MATERIAL FOR THE TASK =
--------------------------------------------------

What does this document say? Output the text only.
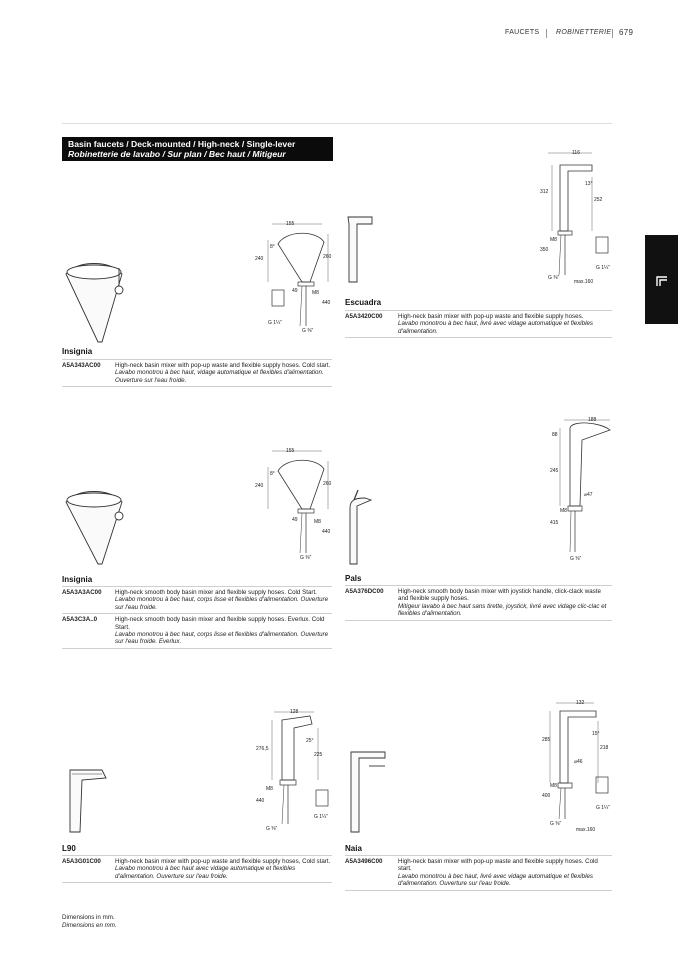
FAUCETS ROBINETTERIE 679
Basin faucets / Deck-mounted / High-neck / Single-lever
Robinetterie de lavabo / Sur plan / Bec haut / Mitigeur
155
8°
240	260
49	M8
440
G 1¼"
G ⅜"
Insignia
A5A343AC00	High-neck basin mixer with pop-up waste and flexible supply hoses. Cold start.
Lavabo monotrou à bec haut, vidage automatique et flexibles d'alimentation. Ouverture sur l'eau froide.
116
13°
312
252
M8
350
G ⅜"
G 1¼"
max.160
Escuadra
A5A3420C00	High-neck basin mixer with pop-up waste and flexible supply hoses.
Lavabo monotrou à bec haut, livré avec vidage automatique et flexibles d'alimentation.
155
8°
240	260
49	M8
440
G ⅜"
Insignia
A5A3A3AC00	High-neck smooth body basin mixer and flexible supply hoses. Cold Start.
Lavabo monotrou à bec haut, corps lisse et flexibles d'alimentation. Ouverture sur l'eau froide.

A5A3C3A..0	High-neck smooth body basin mixer and flexible supply hoses. Everlux. Cold Start.
Lavabo monotrou à bec haut, corps lisse et flexibles d'alimentation. Ouverture sur l'eau froide. Everlux.
188
88
245
⌀47
M8
415
G ⅜"
Pals
A5A376DC00	High-neck smooth body basin mixer with joystick handle, click-clack waste and flexible supply hoses.
Mitigeur lavabo à bec haut sans tirette, joystick, livré avec vidage clic-clac et flexibles d'alimentation.
128
25°
276,5
225
M8
440
G ⅜"
G 1¼"
L90
A5A3G01C00	High-neck basin mixer with pop-up waste and flexible supply hoses, Cold start.
Lavabo monotrou à bec haut avec vidage automatique et flexibles d'alimentation. Ouverture sur l'eau froide.
132
15°
285
218
⌀46
M8
400
G ⅜"
G 1¼"
max.160
Naia
A5A3496C00	High-neck basin mixer with pop-up waste and flexible supply hoses. Cold start.
Lavabo monotrou à bec haut, livré avec vidage automatique et flexibles d'alimentation. Ouverture sur l'eau froide.
Dimensions in mm.
Dimensions en mm.
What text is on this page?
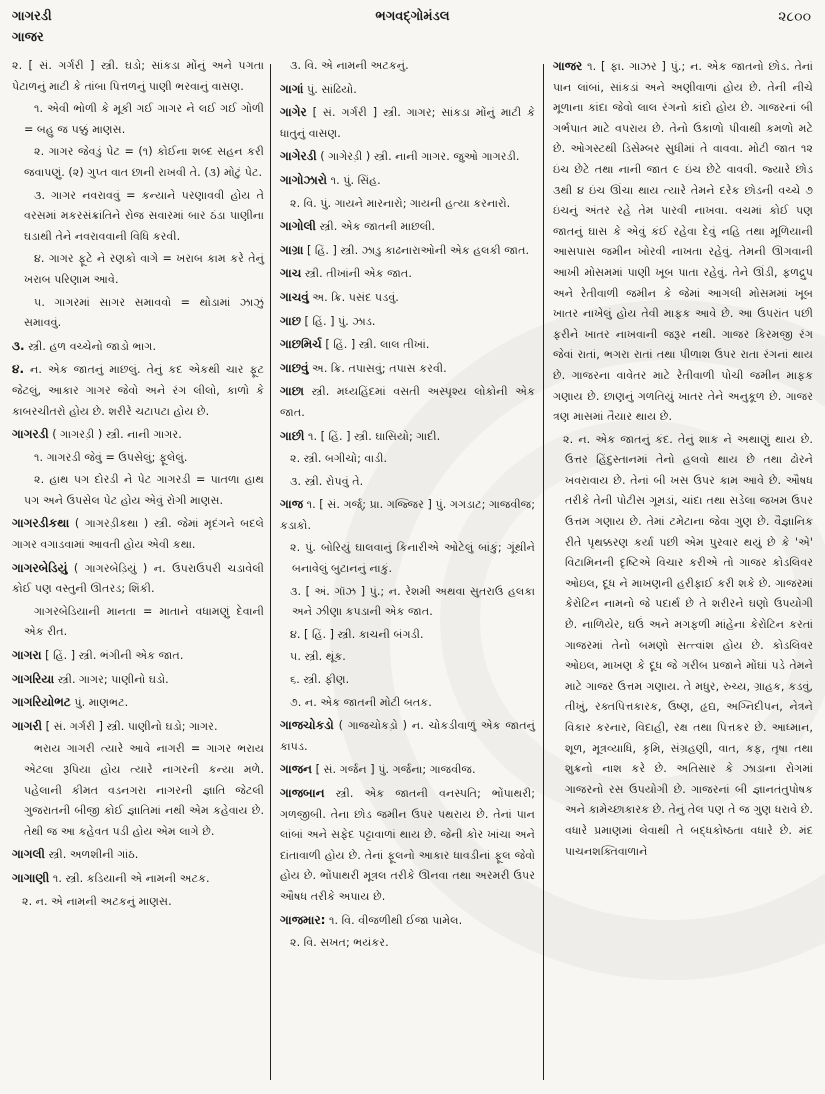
ગાગરડી
ગાજર
ભગવદ્ગોમંડલ	૨૮૦૦
૨. [ સં. ગર્ગરી ] સ્ત્રી. ઘડો; સાંકડા મોંનું અને પગતા પેટાળનું માટી કે તાંબા પિત્તળનું પાણી ભરવાનું વાસણ.
૧. એવી ભોળી કે મૂકી ગઈ ગાગર ને લઈ ગઈ ગોળી = બહુ જ પક્કું માણસ.
૨. ગાગર જેવડું પેટ = (૧) કોઈના શબ્દ સહન કરી જવાપણું. (૨) ગુપ્ત વાત છાની રાખવી તે. (૩) મોટું પેટ.
૩. ગાગર નવરાવવું = કન્યાને પરણાવવી હોય તે વરસમાં મકરસંક્રાંતિને રોજ સવારમાં બાર ઠંડા પાણીના ઘડાથી તેને નવરાવવાની વિધિ કરવી.
૪. ગાગર ફૂટે ને રણકો વાગે = ખરાબ કામ કરે તેનું ખરાબ પરિણામ આવે.
૫. ગાગરમાં સાગર સમાવવો = થોડામાં ઝાઝું સમાવવું.
૩. સ્ત્રી. હળ વચ્ચેનો જાડો ભાગ.
૪. ન. એક જાતનું માછલું. તેનું કદ એકથી ચાર ફૂટ જેટલું, આકાર ગાગર જેવો અને રંગ લીલો, કાળો કે કાબરચીતરો હોય છે. શરીરે ચટાપટા હોય છે.
ગાગરડી ( ગાગરડ઼ી ) સ્ત્રી. નાની ગાગર.
૧. ગાગરડી જેવું = ઉપસેલું; ફૂલેલું.
૨. હાથ પગ દોરડી ને પેટ ગાગરડી = પાતળા હાથ પગ અને ઉપસેલ પેટ હોય એવું રોગી માણસ.
ગાગરડીકથા ( ગાગરડ઼ીકથા ) સ્ત્રી. જેમાં મૃદંગને બદલે ગાગર વગાડવામાં આવતી હોય એવી કથા.
ગાગરબેડિયું ( ગાગરબેડ઼િયું ) ન. ઉપરાઉપરી ચડાવેલી કોઈ પણ વસ્તુની ઊતરડ; શિંકી.
ગાગરબેડિયાની માનતા = માતાને વધામણું દેવાની એક રીત.
ગાગરા [ હિં. ] સ્ત્રી. ભંગીની એક જાત.
ગાગરિયા સ્ત્રી. ગાગર; પાણીનો ઘડો.
ગાગરિયોભટ પું. માણભટ.
ગાગરી [ સં. ગર્ગરી ] સ્ત્રી. પાણીનો ઘડો; ગાગર.
ભરાય ગાગરી ત્યારે આવે નાગરી = ગાગર ભરાય એટલા રૂપિયા હોય ત્યારે નાગરની કન્યા મળે. પહેલાની કીમત વડનગરા નાગરની જ્ઞાતિ જેટલી ગુજરાતની બીજી કોઈ જ્ઞાતિમાં નથી એમ કહેવાય છે. તેથી જ આ કહેવત પડી હોય એમ લાગે છે.
ગાગલી સ્ત્રી. અળશીની ગાંઠ.
ગાગાણી ૧. સ્ત્રી. કડિયાની એ નામની અટક.
૨. ન. એ નામની અટકનું માણસ.
૩. વિ. એ નામની અટકનું.
ગાગાં પું. સાંઢિયો.
ગાગેર [ સં. ગર્ગરી ] સ્ત્રી. ગાગર; સાંકડા મોંનું માટી કે ધાતુનું વાસણ.
ગાગેરડી ( ગાગેરડ઼ી ) સ્ત્રી. નાની ગાગર. જુઓ ગાગરડી.
ગાગોઝારો ૧. પું. સિંહ.
૨. વિ. પું. ગાયને મારનારો; ગાયની હત્યા કરનારો.
ગાગોલી સ્ત્રી. એક જાતની માછલી.
ગાગ્રા [ હિં. ] સ્ત્રી. ઝાડુ કાઢનારાઓની એક હલકી જાત.
ગાચ સ્ત્રી. તીખાંની એક જાત.
ગાચવું અ. ક્રિ. પસંદ પડવું.
ગાછ [ હિં. ] પું. ઝાડ.
ગાછમિર્ચ [ હિં. ] સ્ત્રી. લાલ તીખાં.
ગાછવું અ. ક્રિ. તપાસવું; તપાસ કરવી.
ગાછા સ્ત્રી. મધ્યહિંદમાં વસતી અસ્પૃશ્ય લોકોની એક જાત.
ગાછી ૧. [ હિં. ] સ્ત્રી. ઘાસિયો; ગાદી.
૨. સ્ત્રી. બગીચો; વાડી.
૩. સ્ત્રી. રોપવું તે.
ગાજ ૧. [ સં. ગર્જ્; પ્રા. ગજ્જિર ] પું. ગગડાટ; ગાજવીજ; કડાકો.
૨. પું. બોરિયું ઘાલવાનું કિનારીએ ઓટેલું બાંકું; ગૂંથીને બનાવેલું બુટાનનું નાકું.
૩. [ અં. ગૉઝ ] પું.; ન. રેશમી અથવા સુતરાઉ હલકા અને ઝીણા કપડાની એક જાત.
૪. [ હિં. ] સ્ત્રી. કાચની બંગડી.
૫. સ્ત્રી. થૂંક.
૬. સ્ત્રી. ફીણ.
૭. ન. એક જાતની મોટી બતક.
ગાજચોકડો ( ગાજચોકડ઼ો ) ન. ચોકડીવાળું એક જાતનું કાપડ.
ગાજન [ સં. ગર્જન ] પું. ગર્જના; ગાજવીજ.
ગાજબાન સ્ત્રી. એક જાતની વનસ્પતિ; ભોંપાથરી; ગળજીબી. તેના છોડ જમીન ઉપર પથરાય છે. તેનાં પાન લાંબાં અને સફેદ પટ્ટાવાળાં થાય છે. જેની કોર ખાંચા અને દાંતાવાળી હોય છે. તેનાં ફૂલનો આકાર ધાવડીનાં ફૂલ જેવો હોય છે. ભોંપાથરી મૂત્રલ તરીકે ઊનવા તથા અરમરી ઉપર ઔષધ તરીકે અપાય છે.
ગાજમાર: ૧. વિ. વીજળીથી ઈજા પામેલ.
૨. વિ. સખત; ભયંકર.
ગાજર ૧. [ ફા. ગાઝર ] પું.; ન. એક જાતનો છોડ. તેનાં પાન લાંબાં, સાંકડાં અને અણીવાળાં હોય છે. તેની નીચે મૂળાના કાંદા જેવો લાલ રંગનો કાંદો હોય છે. ગાજરનાં બી ગર્ભપાત માટે વપરાય છે. તેનો ઉકાળો પીવાથી કમળો મટે છે. ઓગસ્ટથી ડિસેમ્બર સુધીમાં તે વાવવા. મોટી જાત ૧૨ ઇંચ છેટે તથા નાની જાત ૯ ઇંચ છેટે વાવવી. જ્યારે છોડ ૩થી ૪ ઇંચ ઊંચા થાય ત્યારે તેમને દરેક છોડની વચ્ચે ૭ ઇંચનું અંતર રહે તેમ પારવી નાખવા. વચમાં કોઈ પણ જાતનું ઘાસ કે એવું કંઈ રહેવા દેવું નહિ તથા મૂળિયાની આસપાસ જમીન ખોરવી નાખતા રહેવું. તેમની ઊગવાની આખી મોસમમાં પાણી ખૂબ પાતા રહેવું. તેને ઊંડી, ફળદ્રુપ અને રેતીવાળી જમીન કે જેમાં આગલી મોસમમાં ખૂબ ખાતર નાખેલું હોય તેવી માફક આવે છે. આ ઉપરાંત પછી ફરીને ખાતર નાખવાની જરૂર નથી. ગાજર કિરમજી રંગ જેવાં રાતાં, ભગરા રાતાં તથા પીળાશ ઉપર રાતા રંગનાં થાય છે. ગાજરના વાવેતર માટે રેતીવાળી પોચી જમીન માફક ગણાય છે. છાણનું ગળતિયું ખાતર તેને અનુકૂળ છે. ગાજર ત્રણ માસમાં તૈયાર થાય છે.
૨. ન. એક જાતનું કંદ. તેનું શાક ને અથાણું થાય છે. ઉત્તર હિંદુસ્તાનમાં તેનો હલવો થાય છે તથા ઢોરને ખવરાવાય છે. તેનાં બી ખસ ઉપર કામ આવે છે. ઔષધ તરીકે તેની પોટીસ ગૂમડાં, ચાંદા તથા સડેલા જખમ ઉપર ઉત્તમ ગણાય છે. તેમાં ટમેટાના જેવા ગુણ છે. વૈજ્ઞાનિક રીતે પૃથક્કરણ કર્યા પછી એમ પુરવાર થયું છે કે 'એ' વિટામિનની દૃષ્ટિએ વિચાર કરીએ તો ગાજર કોડલિવર ઓઇલ, દૂધ ને માખણની હરીફાઈ કરી શકે છે. ગાજરમાં કેરોટિન નામનો જે પદાર્થ છે તે શરીરને ઘણો ઉપયોગી છે. નાળિયેર, ઘઉં અને મગફળી માંહેના કેરોટિન કરતાં ગાજરમાં તેનો બમણો સત્ત્વાંશ હોય છે. કોડલિવર ઓઇલ, માખણ કે દૂધ જે ગરીબ પ્રજાને મોંઘાં પડે તેમને માટે ગાજર ઉત્તમ ગણાય. તે મધુર, રુચ્ય, ગ્રાહક, કડવું, તીખું, રક્તપિત્તકારક, ઉષ્ણ, હૃદ્ય, અગ્નિદીપન, નેત્રને વિકાર કરનાર, વિદાહી, રક્ષ તથા પિત્તકર છે. આધ્માન, શૂળ, મૂત્રવ્યાધિ, કૃમિ, સંગ્રહણી, વાત, કફ, તૃષા તથા શુક્રનો નાશ કરે છે. અતિસાર કે ઝાડાના રોગમાં ગાજરનો રસ ઉપયોગી છે. ગાજરનાં બી જ્ઞાનતંતુપોષક અને કામેચ્છાકારક છે. તેનું તેલ પણ તે જ ગુણ ધરાવે છે. વધારે પ્રમાણમાં લેવાથી તે બદ્ધકોષ્ઠતા વધારે છે. મંદ પાચનશક્તિવાળાને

--------------------------------------------------

INSTRUCTIONS FOR THE TASK = Which lines hold the word "What"? Copy each of them from the records.

SOLUTION TO THE EXERCISE =
What does this document say? Output the text only.
What text is on this page?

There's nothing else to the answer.